TASK ::
List, from the lines below, each one with "rated" in it.

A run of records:
______________________________
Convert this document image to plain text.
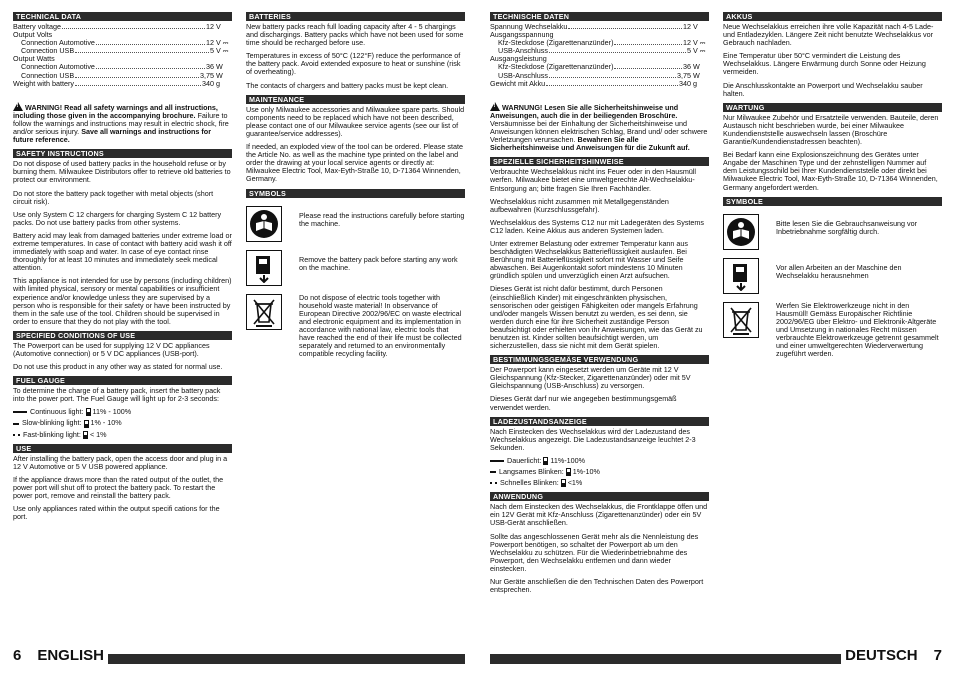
TECHNICAL DATA
Battery voltage	12 V
Output Volts
Connection Automotive	12 V ⎓
Connection USB	5 V ⎓
Output Watts
Connection Automotive	36 W
Connection USB	3,75 W
Weight with battery	340 g

!WARNING! Read all safety warnings and all instructions, including those given in the accompanying brochure. Failure to follow the warnings and instructions may result in electric shock, fire and/or serious injury. Save all warnings and instructions for future reference.

SAFETY INSTRUCTIONS

Do not dispose of used battery packs in the household refuse or by burning them. Milwaukee Distributors offer to retrieve old batteries to protect our environment.

Do not store the battery pack together with metal objects (short circuit risk).

Use only System C 12 chargers for charging System C 12 battery packs. Do not use battery packs from other systems.

Battery acid may leak from damaged batteries under extreme load or extreme temperatures. In case of contact with battery acid wash it off immediately with soap and water. In case of eye contact rinse thoroughly for at least 10 minutes and immediately seek medical attention.

This appliance is not intended for use by persons (including children) with limited physical, sensory or mental capabilities or insufficient experience and/or knowledge unless they are supervised by a person who is responsible for their safety or have been instructed by them in the safe use of the tool. Children should be supervised in order to ensure that they do not play with the tool.

SPECIFIED CONDITIONS OF USE

The Powerport can be used for supplying 12 V DC appliances (Automotive connection) or 5 V DC appliances (USB-port).

Do not use this product in any other way as stated for normal use.

FUEL GAUGE

To determine the charge of a battery pack, insert the battery pack into the power port. The Fuel Gauge will light up for 2-3 seconds:

Continuous light: 11% - 100%
Slow-blinking light: 1% - 10%
Fast-blinking light: < 1%
USE

After installing the battery pack, open the access door and plug in a 12 V Automotive or 5 V USB powered appliance.

If the appliance draws more than the rated output of the outlet, the power port will shut off to protect the battery pack. To restart the power port, remove and reinstall the battery pack.

Use only appliances rated within the output specifi cations for the port.

BATTERIES

New battery packs reach full loading capacity after 4 - 5 chargings and dischargings. Battery packs which have not been used for some time should be recharged before use.

Temperatures in excess of 50°C (122°F) reduce the performance of the battery pack. Avoid extended exposure to heat or sunshine (risk of overheating).

The contacts of chargers and battery packs must be kept clean.

MAINTENANCE

Use only Milwaukee accessories and Milwaukee spare parts. Should components need to be replaced which have not been described, please contact one of our Milwaukee service agents (see our list of guarantee/service addresses).

If needed, an exploded view of the tool can be ordered. Please state the Article No. as well as the machine type printed on the label and order the drawing at your local service agents or directly at: Milwaukee Electric Tool, Max-Eyth-Straße 10, D-71364 Winnenden, Germany.

SYMBOLS
Please read the instructions carefully before starting the machine.
Remove the battery pack before starting any work on the machine.
Do not dispose of electric tools together with household waste material! In observance of European Directive 2002/96/EC on waste electrical and electronic equipment and its implementation in accordance with national law, electric tools that have reached the end of their life must be collected separately and returned to an environmentally compatible recycling facility.
TECHNISCHE DATEN
Spannung Wechselakku	12 V
Ausgangsspannung
Kfz-Steckdose (Zigarettenanzünder)	12 V ⎓
USB-Anschluss	5 V ⎓
Ausgangsleistung
Kfz-Steckdose (Zigarettenanzünder)	36 W
USB-Anschluss	3,75 W
Gewicht mit Akku	340 g

!WARNUNG! Lesen Sie alle Sicherheitshinweise und Anweisungen, auch die in der beiliegenden Broschüre. Versäumnisse bei der Einhaltung der Sicherheitshinweise und Anweisungen können elektrischen Schlag, Brand und/ oder schwere Verletzungen verursachen. Bewahren Sie alle Sicherheitshinweise und Anweisungen für die Zukunft auf.

SPEZIELLE SICHERHEITSHINWEISE

Verbrauchte Wechselakkus nicht ins Feuer oder in den Hausmüll werfen. Milwaukee bietet eine umweltgerechte Alt-Wechselakku-Entsorgung an; bitte fragen Sie Ihren Fachhändler.

Wechselakkus nicht zusammen mit Metallgegenständen aufbewahren (Kurzschlussgefahr).

Wechselakkus des Systems C12 nur mit Ladegeräten des Systems C12 laden. Keine Akkus aus anderen Systemen laden.

Unter extremer Belastung oder extremer Temperatur kann aus beschädigten Wechselakkus Batterieflüssigkeit auslaufen. Bei Berührung mit Batterieflüssigkeit sofort mit Wasser und Seife abwaschen. Bei Augenkontakt sofort mindestens 10 Minuten gründlich spülen und unverzüglich einen Arzt aufsuchen.

Dieses Gerät ist nicht dafür bestimmt, durch Personen (einschließlich Kinder) mit eingeschränkten physischen, sensorischen oder geistigen Fähigkeiten oder mangels Erfahrung und/oder mangels Wissen benutzt zu werden, es sei denn, sie werden durch eine für ihre Sicherheit zuständige Person beaufsichtigt oder erhielten von ihr Anweisungen, wie das Gerät zu benutzen ist. Kinder sollten beaufsichtigt werden, um sicherzustellen, dass sie nicht mit dem Gerät spielen.

BESTIMMUNGSGEMÄSE VERWENDUNG

Der Powerport kann eingesetzt werden um Geräte mit 12 V Gleichspannung (Kfz-Stecker, Zigarettenanzünder) oder mit 5V Gleichspannung (USB-Anschluss) zu versorgen.

Dieses Gerät darf nur wie angegeben bestimmungsgemäß verwendet werden.

LADEZUSTANDSANZEIGE

Nach Einstecken des Wechselakkus wird der Ladezustand des Wechselakkus angezeigt. Die Ladezustandsanzeige leuchtet 2-3 Sekunden.

Dauerlicht: 11%-100%
Langsames Blinken: 1%-10%
Schnelles Blinken: <1%
ANWENDUNG

Nach dem Einstecken des Wechselakkus, die Frontklappe öffen und ein 12V Gerät mit Kfz-Anschluss (Zigarettenanzünder) oder ein 5V USB-Gerät anschließen.

Sollte das angeschlossenen Gerät mehr als die Nennleistung des Powerport benötigen, so schaltet der Powerport ab um den Wechselakku zu schützen. Für die Wiederinbetriebnahme des Powerport, den Wechselakku entfernen und dann wieder einstecken.

Nur Geräte anschließen die den Technischen Daten des Powerport entsprechen.

AKKUS

Neue Wechselakkus erreichen ihre volle Kapazität nach 4-5 Lade-und Entladezyklen. Längere Zeit nicht benutzte Wechselakkus vor Gebrauch nachladen.

Eine Temperatur über 50°C vermindert die Leistung des Wechselakkus. Längere Erwärmung durch Sonne oder Heizung vermeiden.

Die Anschlusskontakte an Powerport und Wechselakku sauber halten.

WARTUNG

Nur Milwaukee Zubehör und Ersatzteile verwenden. Bauteile, deren Austausch nicht beschrieben wurde, bei einer Milwaukee Kundendienststelle auswechseln lassen (Broschüre Garantie/Kundendienstadressen beachten).

Bei Bedarf kann eine Explosionszeichnung des Gerätes unter Angabe der Maschinen Type und der zehnstelligen Nummer auf dem Leistungsschild bei Ihrer Kundendienststelle oder direkt bei Milwaukee Electric Tool, Max-Eyth-Straße 10, D-71364 Winnenden, Germany angefordert werden.

SYMBOLE
Bitte lesen Sie die Gebrauchsanweisung vor Inbetriebnahme sorgfältig durch.
Vor allen Arbeiten an der Maschine den Wechselakku herausnehmen
Werfen Sie Elektrowerkzeuge nicht in den Hausmüll! Gemäss Europäischer Richtlinie 2002/96/EG über Elektro- und Elektronik-Altgeräte und Umsetzung in nationales Recht müssen verbrauchte Elektrowerkzeuge getrennt gesammelt und einer umweltgerechten Wiederverwertung zugeführt werden.
6 ENGLISH	DEUTSCH 7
______________________________
RESPONSE FOR THIS EXERCISE ::
If the appliance draws more than the rated output of the outlet, the power port will shut off to protect the battery pack. To restart the power port, remove and reinstall the battery pack.
Use only appliances rated within the output specifi cations for the port.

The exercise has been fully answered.